-- Data to use --
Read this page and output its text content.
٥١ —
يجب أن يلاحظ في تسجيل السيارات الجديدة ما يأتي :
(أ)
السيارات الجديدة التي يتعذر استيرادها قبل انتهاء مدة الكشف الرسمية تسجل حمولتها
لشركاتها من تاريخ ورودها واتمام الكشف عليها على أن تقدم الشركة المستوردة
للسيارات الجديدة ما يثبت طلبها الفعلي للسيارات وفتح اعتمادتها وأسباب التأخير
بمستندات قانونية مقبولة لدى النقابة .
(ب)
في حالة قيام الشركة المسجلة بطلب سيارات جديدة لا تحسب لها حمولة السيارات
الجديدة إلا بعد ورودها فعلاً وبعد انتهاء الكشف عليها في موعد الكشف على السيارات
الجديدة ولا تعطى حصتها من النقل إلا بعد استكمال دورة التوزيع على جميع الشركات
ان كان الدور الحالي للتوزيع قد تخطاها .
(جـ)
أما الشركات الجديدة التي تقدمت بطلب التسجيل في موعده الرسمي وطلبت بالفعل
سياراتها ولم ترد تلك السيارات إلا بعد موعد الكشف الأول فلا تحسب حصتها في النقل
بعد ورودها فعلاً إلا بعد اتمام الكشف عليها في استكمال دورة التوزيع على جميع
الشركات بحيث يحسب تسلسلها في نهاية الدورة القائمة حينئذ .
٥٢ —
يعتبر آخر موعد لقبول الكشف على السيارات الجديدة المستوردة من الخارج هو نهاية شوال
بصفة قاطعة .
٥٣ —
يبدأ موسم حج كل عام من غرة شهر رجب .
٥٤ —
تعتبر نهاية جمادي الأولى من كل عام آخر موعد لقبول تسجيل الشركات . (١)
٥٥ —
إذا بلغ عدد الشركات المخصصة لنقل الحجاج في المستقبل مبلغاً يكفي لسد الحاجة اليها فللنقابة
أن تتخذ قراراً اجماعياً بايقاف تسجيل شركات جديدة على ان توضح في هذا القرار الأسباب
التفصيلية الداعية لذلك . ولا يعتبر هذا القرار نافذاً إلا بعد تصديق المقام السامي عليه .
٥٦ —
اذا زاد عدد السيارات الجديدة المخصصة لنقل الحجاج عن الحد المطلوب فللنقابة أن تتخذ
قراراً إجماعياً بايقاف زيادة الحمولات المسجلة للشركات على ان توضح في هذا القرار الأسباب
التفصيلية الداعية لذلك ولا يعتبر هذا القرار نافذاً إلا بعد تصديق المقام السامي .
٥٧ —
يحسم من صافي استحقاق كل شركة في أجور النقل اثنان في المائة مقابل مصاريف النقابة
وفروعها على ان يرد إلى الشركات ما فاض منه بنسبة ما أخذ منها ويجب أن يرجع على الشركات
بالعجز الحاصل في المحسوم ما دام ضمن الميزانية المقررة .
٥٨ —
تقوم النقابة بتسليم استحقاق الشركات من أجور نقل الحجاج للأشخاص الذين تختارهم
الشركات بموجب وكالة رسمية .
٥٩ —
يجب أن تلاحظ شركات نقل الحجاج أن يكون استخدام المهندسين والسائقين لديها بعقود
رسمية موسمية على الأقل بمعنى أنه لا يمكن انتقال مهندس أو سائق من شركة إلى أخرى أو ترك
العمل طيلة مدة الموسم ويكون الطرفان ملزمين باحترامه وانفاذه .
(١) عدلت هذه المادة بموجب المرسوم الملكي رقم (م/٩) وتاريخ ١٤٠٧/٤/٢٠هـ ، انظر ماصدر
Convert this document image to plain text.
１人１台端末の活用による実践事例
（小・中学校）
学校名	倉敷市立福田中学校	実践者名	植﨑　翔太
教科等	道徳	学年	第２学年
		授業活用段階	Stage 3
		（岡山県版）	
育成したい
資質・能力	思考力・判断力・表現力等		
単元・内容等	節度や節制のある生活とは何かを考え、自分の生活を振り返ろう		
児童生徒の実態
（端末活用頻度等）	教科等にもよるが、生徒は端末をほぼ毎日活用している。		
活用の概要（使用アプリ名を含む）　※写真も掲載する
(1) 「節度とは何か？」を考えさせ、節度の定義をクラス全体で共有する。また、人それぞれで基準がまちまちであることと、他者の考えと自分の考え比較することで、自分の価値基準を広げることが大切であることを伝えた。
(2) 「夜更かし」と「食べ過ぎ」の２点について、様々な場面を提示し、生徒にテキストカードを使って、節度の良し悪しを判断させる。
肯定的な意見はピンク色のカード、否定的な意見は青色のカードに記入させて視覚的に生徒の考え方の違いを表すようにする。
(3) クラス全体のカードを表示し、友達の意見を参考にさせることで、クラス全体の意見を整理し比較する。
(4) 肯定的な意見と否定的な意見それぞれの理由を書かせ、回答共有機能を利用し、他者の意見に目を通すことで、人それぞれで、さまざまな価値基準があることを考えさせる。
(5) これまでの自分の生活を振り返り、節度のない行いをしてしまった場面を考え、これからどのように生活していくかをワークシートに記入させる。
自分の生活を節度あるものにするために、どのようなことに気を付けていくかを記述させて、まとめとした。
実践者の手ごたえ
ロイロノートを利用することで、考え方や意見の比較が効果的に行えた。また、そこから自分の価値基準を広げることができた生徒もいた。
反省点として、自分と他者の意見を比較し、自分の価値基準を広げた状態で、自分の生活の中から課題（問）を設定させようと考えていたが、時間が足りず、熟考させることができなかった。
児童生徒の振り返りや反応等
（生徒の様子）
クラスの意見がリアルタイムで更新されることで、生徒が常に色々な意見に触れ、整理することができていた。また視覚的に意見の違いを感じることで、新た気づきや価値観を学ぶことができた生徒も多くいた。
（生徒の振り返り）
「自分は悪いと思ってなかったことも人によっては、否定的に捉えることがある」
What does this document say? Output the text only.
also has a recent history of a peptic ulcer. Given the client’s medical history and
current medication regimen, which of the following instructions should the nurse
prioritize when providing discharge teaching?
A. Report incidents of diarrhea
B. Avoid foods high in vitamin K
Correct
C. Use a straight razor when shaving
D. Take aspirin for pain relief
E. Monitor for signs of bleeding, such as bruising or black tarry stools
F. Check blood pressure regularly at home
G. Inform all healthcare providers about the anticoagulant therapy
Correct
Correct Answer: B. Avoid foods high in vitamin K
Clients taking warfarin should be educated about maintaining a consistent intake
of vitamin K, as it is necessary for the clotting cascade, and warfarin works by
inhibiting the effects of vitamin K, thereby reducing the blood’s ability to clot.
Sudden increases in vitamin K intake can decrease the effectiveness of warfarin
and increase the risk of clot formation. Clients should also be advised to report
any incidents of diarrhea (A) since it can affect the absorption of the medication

-- Problem details --
All the data must be duplicated exactly, with nothing added or removed.

-- Task output --
Read this page and output its text content.
٥١ —
يجب أن يلاحظ في تسجيل السيارات الجديدة ما يأتي :
(أ)
السيارات الجديدة التي يتعذر استيرادها قبل انتهاء مدة الكشف الرسمية تسجل حمولتها
لشركاتها من تاريخ ورودها واتمام الكشف عليها على أن تقدم الشركة المستوردة
للسيارات الجديدة ما يثبت طلبها الفعلي للسيارات وفتح اعتمادتها وأسباب التأخير
بمستندات قانونية مقبولة لدى النقابة .
(ب)
في حالة قيام الشركة المسجلة بطلب سيارات جديدة لا تحسب لها حمولة السيارات
الجديدة إلا بعد ورودها فعلاً وبعد انتهاء الكشف عليها في موعد الكشف على السيارات
الجديدة ولا تعطى حصتها من النقل إلا بعد استكمال دورة التوزيع على جميع الشركات
ان كان الدور الحالي للتوزيع قد تخطاها .
(جـ)
أما الشركات الجديدة التي تقدمت بطلب التسجيل في موعده الرسمي وطلبت بالفعل
سياراتها ولم ترد تلك السيارات إلا بعد موعد الكشف الأول فلا تحسب حصتها في النقل
بعد ورودها فعلاً إلا بعد اتمام الكشف عليها في استكمال دورة التوزيع على جميع
الشركات بحيث يحسب تسلسلها في نهاية الدورة القائمة حينئذ .
٥٢ —
يعتبر آخر موعد لقبول الكشف على السيارات الجديدة المستوردة من الخارج هو نهاية شوال
بصفة قاطعة .
٥٣ —
يبدأ موسم حج كل عام من غرة شهر رجب .
٥٤ —
تعتبر نهاية جمادي الأولى من كل عام آخر موعد لقبول تسجيل الشركات . (١)
٥٥ —
إذا بلغ عدد الشركات المخصصة لنقل الحجاج في المستقبل مبلغاً يكفي لسد الحاجة اليها فللنقابة
أن تتخذ قراراً اجماعياً بايقاف تسجيل شركات جديدة على ان توضح في هذا القرار الأسباب
التفصيلية الداعية لذلك . ولا يعتبر هذا القرار نافذاً إلا بعد تصديق المقام السامي عليه .
٥٦ —
اذا زاد عدد السيارات الجديدة المخصصة لنقل الحجاج عن الحد المطلوب فللنقابة أن تتخذ
قراراً إجماعياً بايقاف زيادة الحمولات المسجلة للشركات على ان توضح في هذا القرار الأسباب
التفصيلية الداعية لذلك ولا يعتبر هذا القرار نافذاً إلا بعد تصديق المقام السامي .
٥٧ —
يحسم من صافي استحقاق كل شركة في أجور النقل اثنان في المائة مقابل مصاريف النقابة
وفروعها على ان يرد إلى الشركات ما فاض منه بنسبة ما أخذ منها ويجب أن يرجع على الشركات
بالعجز الحاصل في المحسوم ما دام ضمن الميزانية المقررة .
٥٨ —
تقوم النقابة بتسليم استحقاق الشركات من أجور نقل الحجاج للأشخاص الذين تختارهم
الشركات بموجب وكالة رسمية .
٥٩ —
يجب أن تلاحظ شركات نقل الحجاج أن يكون استخدام المهندسين والسائقين لديها بعقود
رسمية موسمية على الأقل بمعنى أنه لا يمكن انتقال مهندس أو سائق من شركة إلى أخرى أو ترك
العمل طيلة مدة الموسم ويكون الطرفان ملزمين باحترامه وانفاذه .
(١) عدلت هذه المادة بموجب المرسوم الملكي رقم (م/٩) وتاريخ ١٤٠٧/٤/٢٠هـ ، انظر ماصدر
Convert this document image to plain text.
１人１台端末の活用による実践事例
（小・中学校）
学校名	倉敷市立福田中学校	実践者名	植﨑　翔太
教科等	道徳	学年	第２学年
		授業活用段階	Stage 3
		（岡山県版）	
育成したい
資質・能力	思考力・判断力・表現力等		
単元・内容等	節度や節制のある生活とは何かを考え、自分の生活を振り返ろう		
児童生徒の実態
（端末活用頻度等）	教科等にもよるが、生徒は端末をほぼ毎日活用している。		
活用の概要（使用アプリ名を含む）　※写真も掲載する
(1) 「節度とは何か？」を考えさせ、節度の定義をクラス全体で共有する。また、人それぞれで基準がまちまちであることと、他者の考えと自分の考え比較することで、自分の価値基準を広げることが大切であることを伝えた。
(2) 「夜更かし」と「食べ過ぎ」の２点について、様々な場面を提示し、生徒にテキストカードを使って、節度の良し悪しを判断させる。
肯定的な意見はピンク色のカード、否定的な意見は青色のカードに記入させて視覚的に生徒の考え方の違いを表すようにする。
(3) クラス全体のカードを表示し、友達の意見を参考にさせることで、クラス全体の意見を整理し比較する。
(4) 肯定的な意見と否定的な意見それぞれの理由を書かせ、回答共有機能を利用し、他者の意見に目を通すことで、人それぞれで、さまざまな価値基準があることを考えさせる。
(5) これまでの自分の生活を振り返り、節度のない行いをしてしまった場面を考え、これからどのように生活していくかをワークシートに記入させる。
自分の生活を節度あるものにするために、どのようなことに気を付けていくかを記述させて、まとめとした。
実践者の手ごたえ
ロイロノートを利用することで、考え方や意見の比較が効果的に行えた。また、そこから自分の価値基準を広げることができた生徒もいた。
反省点として、自分と他者の意見を比較し、自分の価値基準を広げた状態で、自分の生活の中から課題（問）を設定させようと考えていたが、時間が足りず、熟考させることができなかった。
児童生徒の振り返りや反応等
（生徒の様子）
クラスの意見がリアルタイムで更新されることで、生徒が常に色々な意見に触れ、整理することができていた。また視覚的に意見の違いを感じることで、新た気づきや価値観を学ぶことができた生徒も多くいた。
（生徒の振り返り）
「自分は悪いと思ってなかったことも人によっては、否定的に捉えることがある」
What does this document say? Output the text only.
also has a recent history of a peptic ulcer. Given the client’s medical history and
current medication regimen, which of the following instructions should the nurse
prioritize when providing discharge teaching?
A. Report incidents of diarrhea
B. Avoid foods high in vitamin K
Correct
C. Use a straight razor when shaving
D. Take aspirin for pain relief
E. Monitor for signs of bleeding, such as bruising or black tarry stools
F. Check blood pressure regularly at home
G. Inform all healthcare providers about the anticoagulant therapy
Correct
Correct Answer: B. Avoid foods high in vitamin K
Clients taking warfarin should be educated about maintaining a consistent intake
of vitamin K, as it is necessary for the clotting cascade, and warfarin works by
inhibiting the effects of vitamin K, thereby reducing the blood’s ability to clot.
Sudden increases in vitamin K intake can decrease the effectiveness of warfarin
and increase the risk of clot formation. Clients should also be advised to report
any incidents of diarrhea (A) since it can affect the absorption of the medication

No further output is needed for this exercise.